**Written tasks**:
1. List every person named in the passage on guitar technique.
2. Write the next part of the passage on studying Jimi's guitar mechanics, picking up right after its final sentence.

**Text excerpt**:
_ _ _ _ _ _ _

I’m a huge Tom Gilroy fan. My ability to make any sort of useful mechanical analysis on subjects like this one is completely indebted to his work that he’s shared on here in the past, and I think some of his discoveries (like “efficient digital cycles”) are the most useful and cool advances in guitar technique since Troy’s work with escape motion.

As I’ve continued to pick apart the footage we have of Jimi, I feel like I’ve hit a point of diminishing returns on his mechanics per se—the things I’ve mentioned in here pretty much take care of any oddities beyond what the standard CTC guitar science already covers. There’s still more, for sure. For example, I want to get a better bead on his vibrato and bending strategies, and how he typically chooses among them in a given context.

_ _ _ _ _ _ _

**Data block**:

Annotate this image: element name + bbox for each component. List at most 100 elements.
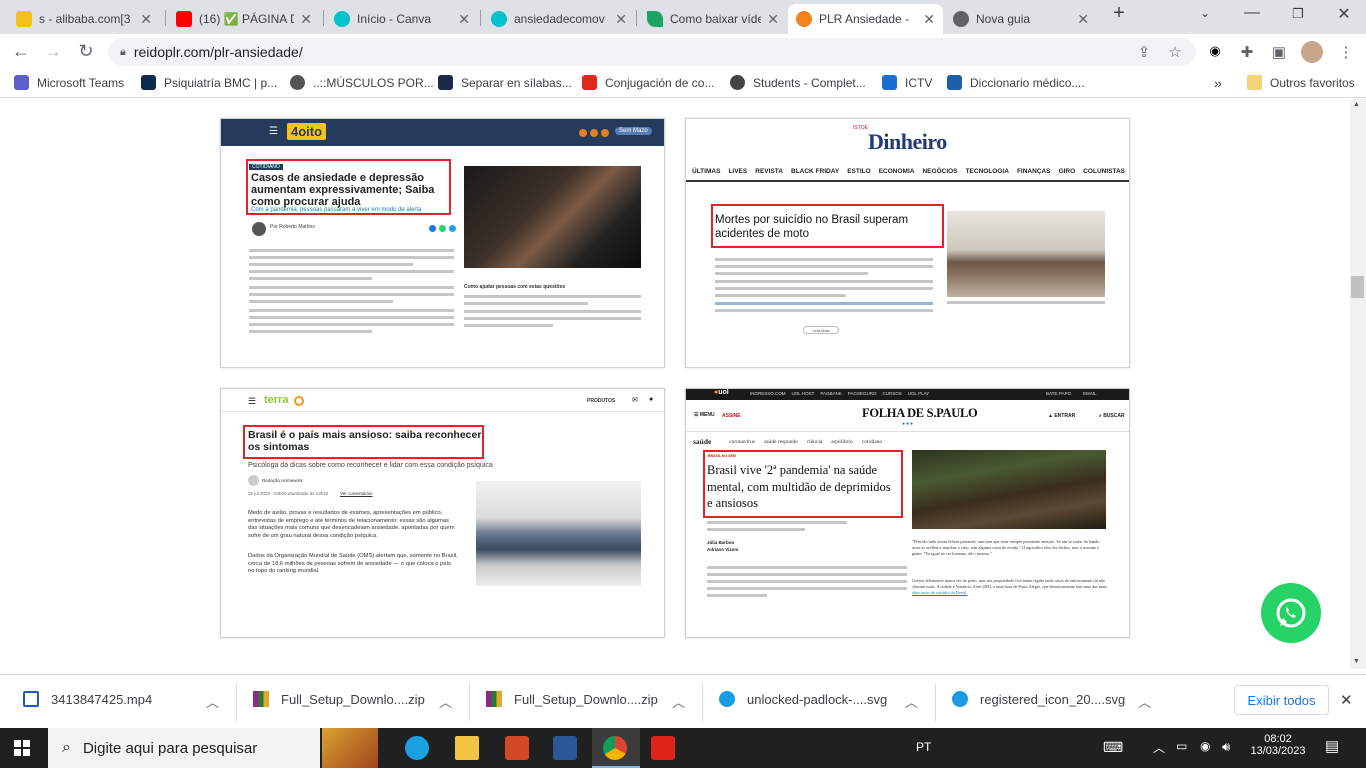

_ _ _ _ _ _ _

**Answers for this exercise**:
1. Tom Gilroy, Troy, Jimi

2.
But I also think that the next steps in my analysis will probably be focused more on his vocabulary, and trying to track down which licks and ideas he’s most likely to use moment-to-moment. This has always been the biggest mystery to me in Jimi’s playing—not HOW he plays the notes, but WHY he chooses those particular notes in those particular contexts. Breaking down his lead playing has already helped me identify some of his stock patterns that I wouldn’t have ever spotted as such before.

Example: in pentatonic box 1, a SUPER common pattern he deploys in basically every song and performance is: bend G string up to unison with B string with middle finger, play two more notes on B and/or e strings with first finger, play a fourth note with ring finger. The actual notes vary somewhat but that “middle, index index (barred), ring” pattern is pervasive.

Another similar pattern is “descending legato sweep with ring and index finger, followed by bend with middle finger,” again on the three treble strings. The details change, but that’s absolutely a theme of his.

EDIT: oh yeah! and he exclusively uses his palm on the back of the neck to oppose his fretting actions, never his thumb. Almost goes without saying, given his use of thumb for fretting.

And he tends to anchor his picking hand during fast passages with his ring and pinkie fingers down around the edges of the pickups or curled up touching the high e string.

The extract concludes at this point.